* _WHAT YOU NEED TO DO_: Copy out each line that has "принятия" in it.

[Dataset items]
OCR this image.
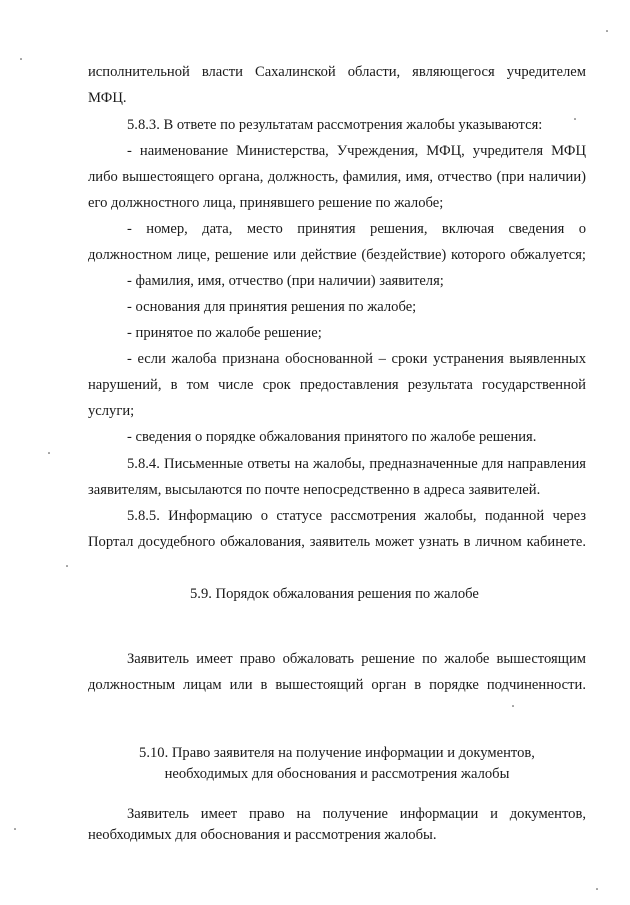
исполнительной власти Сахалинской области, являющегося учредителем
МФЦ.
5.8.3. В ответе по результатам рассмотрения жалобы указываются:
- наименование Министерства, Учреждения, МФЦ, учредителя МФЦ
либо вышестоящего органа, должность, фамилия, имя, отчество (при наличии)
его должностного лица, принявшего решение по жалобе;
- номер, дата, место принятия решения, включая сведения о
должностном лице, решение или действие (бездействие) которого обжалуется;
- фамилия, имя, отчество (при наличии) заявителя;
- основания для принятия решения по жалобе;
- принятое по жалобе решение;
- если жалоба признана обоснованной – сроки устранения выявленных
нарушений, в том числе срок предоставления результата государственной
услуги;
- сведения о порядке обжалования принятого по жалобе решения.
5.8.4. Письменные ответы на жалобы, предназначенные для направления
заявителям, высылаются по почте непосредственно в адреса заявителей.
5.8.5. Информацию о статусе рассмотрения жалобы, поданной через
Портал досудебного обжалования, заявитель может узнать в личном кабинете.
5.9. Порядок обжалования решения по жалобе
Заявитель имеет право обжаловать решение по жалобе вышестоящим
должностным лицам или в вышестоящий орган в порядке подчиненности.
5.10. Право заявителя на получение информации и документов,
необходимых для обоснования и рассмотрения жалобы
Заявитель имеет право на получение информации и документов,
необходимых для обоснования и рассмотрения жалобы.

* _SOLUTION BELOW_:
- номер, дата, место принятия решения, включая сведения о
- основания для принятия решения по жалобе;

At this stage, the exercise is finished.